[Items from a dataset]
## BEGIN

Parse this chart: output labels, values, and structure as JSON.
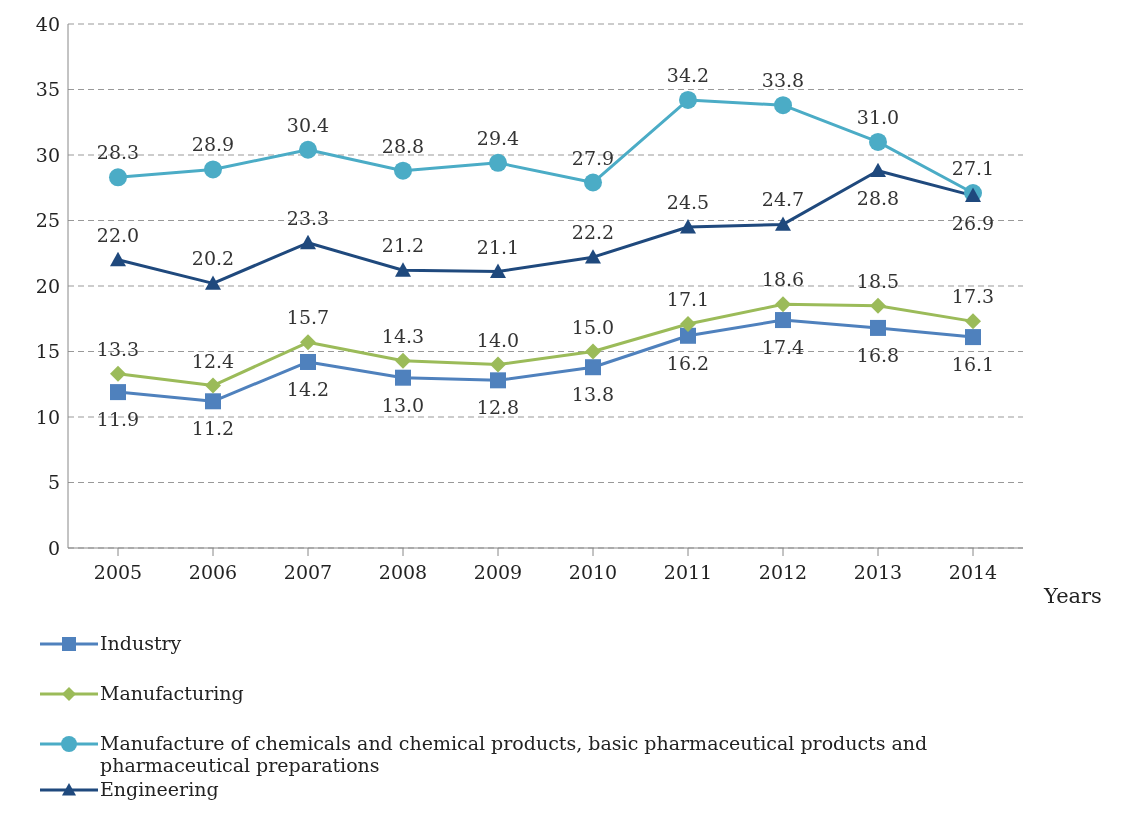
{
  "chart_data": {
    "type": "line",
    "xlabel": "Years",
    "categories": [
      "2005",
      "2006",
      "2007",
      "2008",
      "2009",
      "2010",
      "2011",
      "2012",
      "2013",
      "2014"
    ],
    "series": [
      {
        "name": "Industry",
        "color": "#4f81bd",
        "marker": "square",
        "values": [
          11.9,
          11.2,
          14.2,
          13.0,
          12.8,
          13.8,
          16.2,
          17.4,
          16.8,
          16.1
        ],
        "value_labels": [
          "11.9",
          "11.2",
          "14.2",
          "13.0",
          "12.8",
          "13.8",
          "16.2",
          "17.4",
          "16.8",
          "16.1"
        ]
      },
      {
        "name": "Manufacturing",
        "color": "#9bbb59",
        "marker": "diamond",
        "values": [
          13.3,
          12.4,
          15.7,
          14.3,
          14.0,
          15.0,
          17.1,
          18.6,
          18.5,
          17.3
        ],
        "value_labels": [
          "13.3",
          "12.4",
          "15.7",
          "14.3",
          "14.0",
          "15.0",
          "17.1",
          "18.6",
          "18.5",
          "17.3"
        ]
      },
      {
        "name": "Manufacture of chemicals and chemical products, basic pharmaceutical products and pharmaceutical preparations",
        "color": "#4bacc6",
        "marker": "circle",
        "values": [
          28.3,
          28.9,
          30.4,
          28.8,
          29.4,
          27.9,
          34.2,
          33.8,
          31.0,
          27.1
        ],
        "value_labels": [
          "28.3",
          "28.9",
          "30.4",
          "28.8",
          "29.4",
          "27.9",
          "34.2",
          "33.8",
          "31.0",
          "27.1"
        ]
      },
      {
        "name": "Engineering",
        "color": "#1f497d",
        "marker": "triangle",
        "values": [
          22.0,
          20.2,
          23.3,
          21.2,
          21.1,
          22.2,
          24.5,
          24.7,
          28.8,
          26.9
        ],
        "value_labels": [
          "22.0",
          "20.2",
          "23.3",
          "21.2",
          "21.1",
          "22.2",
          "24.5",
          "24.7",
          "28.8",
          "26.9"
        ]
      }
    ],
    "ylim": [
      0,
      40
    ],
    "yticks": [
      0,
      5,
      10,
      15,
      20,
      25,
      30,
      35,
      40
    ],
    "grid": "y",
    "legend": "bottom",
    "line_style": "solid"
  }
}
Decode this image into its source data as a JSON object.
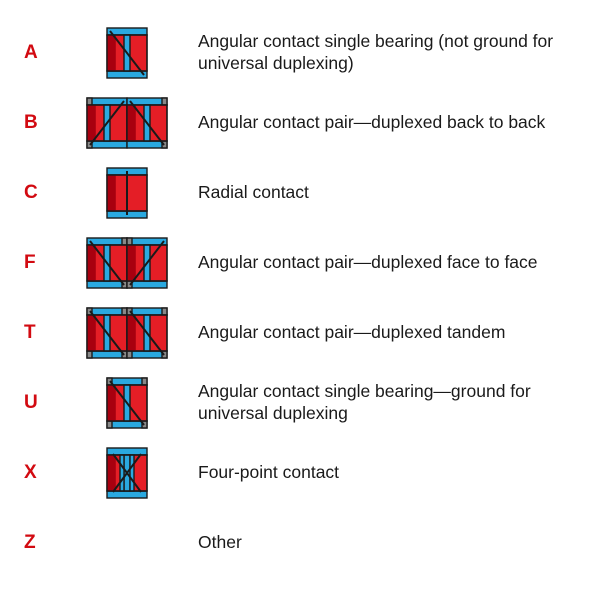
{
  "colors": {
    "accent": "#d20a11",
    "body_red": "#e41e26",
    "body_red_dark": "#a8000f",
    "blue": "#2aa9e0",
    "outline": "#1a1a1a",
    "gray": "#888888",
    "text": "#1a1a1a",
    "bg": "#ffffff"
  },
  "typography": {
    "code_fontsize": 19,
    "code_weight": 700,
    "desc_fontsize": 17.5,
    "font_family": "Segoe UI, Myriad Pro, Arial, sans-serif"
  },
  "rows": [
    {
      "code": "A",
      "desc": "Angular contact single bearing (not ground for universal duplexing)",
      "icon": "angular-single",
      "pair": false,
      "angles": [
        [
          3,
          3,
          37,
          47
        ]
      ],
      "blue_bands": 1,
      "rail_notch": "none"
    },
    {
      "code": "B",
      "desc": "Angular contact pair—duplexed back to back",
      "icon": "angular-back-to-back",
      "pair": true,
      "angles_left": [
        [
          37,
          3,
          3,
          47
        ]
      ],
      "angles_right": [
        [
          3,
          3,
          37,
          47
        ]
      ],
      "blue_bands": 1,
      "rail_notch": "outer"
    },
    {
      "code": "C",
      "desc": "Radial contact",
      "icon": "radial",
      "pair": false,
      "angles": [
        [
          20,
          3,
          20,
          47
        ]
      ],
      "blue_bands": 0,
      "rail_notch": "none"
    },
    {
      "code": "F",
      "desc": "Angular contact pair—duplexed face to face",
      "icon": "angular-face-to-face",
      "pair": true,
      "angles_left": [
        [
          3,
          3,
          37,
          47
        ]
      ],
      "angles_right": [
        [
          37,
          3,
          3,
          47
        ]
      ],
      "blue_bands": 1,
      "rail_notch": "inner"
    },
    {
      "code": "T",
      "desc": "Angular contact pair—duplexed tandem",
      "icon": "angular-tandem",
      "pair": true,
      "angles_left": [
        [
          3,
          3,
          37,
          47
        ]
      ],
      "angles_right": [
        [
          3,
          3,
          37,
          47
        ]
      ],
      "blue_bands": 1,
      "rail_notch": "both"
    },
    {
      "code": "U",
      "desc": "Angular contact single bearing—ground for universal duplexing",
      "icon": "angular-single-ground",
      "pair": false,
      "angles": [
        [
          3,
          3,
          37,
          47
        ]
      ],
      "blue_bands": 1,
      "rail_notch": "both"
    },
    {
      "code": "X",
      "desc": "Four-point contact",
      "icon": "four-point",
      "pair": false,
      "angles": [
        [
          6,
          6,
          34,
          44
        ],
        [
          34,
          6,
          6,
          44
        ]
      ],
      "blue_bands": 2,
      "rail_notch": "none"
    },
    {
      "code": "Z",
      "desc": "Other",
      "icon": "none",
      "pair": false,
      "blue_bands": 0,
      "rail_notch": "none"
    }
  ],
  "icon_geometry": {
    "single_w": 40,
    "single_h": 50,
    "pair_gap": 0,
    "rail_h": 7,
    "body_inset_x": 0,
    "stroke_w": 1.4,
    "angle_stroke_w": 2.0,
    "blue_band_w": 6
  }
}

## END

What you need to do ->
Extract all the entries word for word; omit any pictures.

Solution ->
Parse this chart: output labels, values, and structure as JSON.
{
  "chart_data": {
    "type": "line",
    "xlabel": "Years",
    "categories": [
      "2005",
      "2006",
      "2007",
      "2008",
      "2009",
      "2010",
      "2011",
      "2012",
      "2013",
      "2014"
    ],
    "series": [
      {
        "name": "Industry",
        "color": "#4f81bd",
        "marker": "square",
        "values": [
          11.9,
          11.2,
          14.2,
          13.0,
          12.8,
          13.8,
          16.2,
          17.4,
          16.8,
          16.1
        ],
        "value_labels": [
          "11.9",
          "11.2",
          "14.2",
          "13.0",
          "12.8",
          "13.8",
          "16.2",
          "17.4",
          "16.8",
          "16.1"
        ]
      },
      {
        "name": "Manufacturing",
        "color": "#9bbb59",
        "marker": "diamond",
        "values": [
          13.3,
          12.4,
          15.7,
          14.3,
          14.0,
          15.0,
          17.1,
          18.6,
          18.5,
          17.3
        ],
        "value_labels": [
          "13.3",
          "12.4",
          "15.7",
          "14.3",
          "14.0",
          "15.0",
          "17.1",
          "18.6",
          "18.5",
          "17.3"
        ]
      },
      {
        "name": "Manufacture of chemicals and chemical products, basic pharmaceutical products and pharmaceutical preparations",
        "color": "#4bacc6",
        "marker": "circle",
        "values": [
          28.3,
          28.9,
          30.4,
          28.8,
          29.4,
          27.9,
          34.2,
          33.8,
          31.0,
          27.1
        ],
        "value_labels": [
          "28.3",
          "28.9",
          "30.4",
          "28.8",
          "29.4",
          "27.9",
          "34.2",
          "33.8",
          "31.0",
          "27.1"
        ]
      },
      {
        "name": "Engineering",
        "color": "#1f497d",
        "marker": "triangle",
        "values": [
          22.0,
          20.2,
          23.3,
          21.2,
          21.1,
          22.2,
          24.5,
          24.7,
          28.8,
          26.9
        ],
        "value_labels": [
          "22.0",
          "20.2",
          "23.3",
          "21.2",
          "21.1",
          "22.2",
          "24.5",
          "24.7",
          "28.8",
          "26.9"
        ]
      }
    ],
    "ylim": [
      0,
      40
    ],
    "yticks": [
      0,
      5,
      10,
      15,
      20,
      25,
      30,
      35,
      40
    ],
    "grid": "y",
    "legend": "bottom",
    "line_style": "solid"
  }
}
Decode this image into its source data as a JSON object.
{
  "colors": {
    "accent": "#d20a11",
    "body_red": "#e41e26",
    "body_red_dark": "#a8000f",
    "blue": "#2aa9e0",
    "outline": "#1a1a1a",
    "gray": "#888888",
    "text": "#1a1a1a",
    "bg": "#ffffff"
  },
  "typography": {
    "code_fontsize": 19,
    "code_weight": 700,
    "desc_fontsize": 17.5,
    "font_family": "Segoe UI, Myriad Pro, Arial, sans-serif"
  },
  "rows": [
    {
      "code": "A",
      "desc": "Angular contact single bearing (not ground for universal duplexing)",
      "icon": "angular-single",
      "pair": false,
      "angles": [
        [
          3,
          3,
          37,
          47
        ]
      ],
      "blue_bands": 1,
      "rail_notch": "none"
    },
    {
      "code": "B",
      "desc": "Angular contact pair—duplexed back to back",
      "icon": "angular-back-to-back",
      "pair": true,
      "angles_left": [
        [
          37,
          3,
          3,
          47
        ]
      ],
      "angles_right": [
        [
          3,
          3,
          37,
          47
        ]
      ],
      "blue_bands": 1,
      "rail_notch": "outer"
    },
    {
      "code": "C",
      "desc": "Radial contact",
      "icon": "radial",
      "pair": false,
      "angles": [
        [
          20,
          3,
          20,
          47
        ]
      ],
      "blue_bands": 0,
      "rail_notch": "none"
    },
    {
      "code": "F",
      "desc": "Angular contact pair—duplexed face to face",
      "icon": "angular-face-to-face",
      "pair": true,
      "angles_left": [
        [
          3,
          3,
          37,
          47
        ]
      ],
      "angles_right": [
        [
          37,
          3,
          3,
          47
        ]
      ],
      "blue_bands": 1,
      "rail_notch": "inner"
    },
    {
      "code": "T",
      "desc": "Angular contact pair—duplexed tandem",
      "icon": "angular-tandem",
      "pair": true,
      "angles_left": [
        [
          3,
          3,
          37,
          47
        ]
      ],
      "angles_right": [
        [
          3,
          3,
          37,
          47
        ]
      ],
      "blue_bands": 1,
      "rail_notch": "both"
    },
    {
      "code": "U",
      "desc": "Angular contact single bearing—ground for universal duplexing",
      "icon": "angular-single-ground",
      "pair": false,
      "angles": [
        [
          3,
          3,
          37,
          47
        ]
      ],
      "blue_bands": 1,
      "rail_notch": "both"
    },
    {
      "code": "X",
      "desc": "Four-point contact",
      "icon": "four-point",
      "pair": false,
      "angles": [
        [
          6,
          6,
          34,
          44
        ],
        [
          34,
          6,
          6,
          44
        ]
      ],
      "blue_bands": 2,
      "rail_notch": "none"
    },
    {
      "code": "Z",
      "desc": "Other",
      "icon": "none",
      "pair": false,
      "blue_bands": 0,
      "rail_notch": "none"
    }
  ],
  "icon_geometry": {
    "single_w": 40,
    "single_h": 50,
    "pair_gap": 0,
    "rail_h": 7,
    "body_inset_x": 0,
    "stroke_w": 1.4,
    "angle_stroke_w": 2.0,
    "blue_band_w": 6
  }
}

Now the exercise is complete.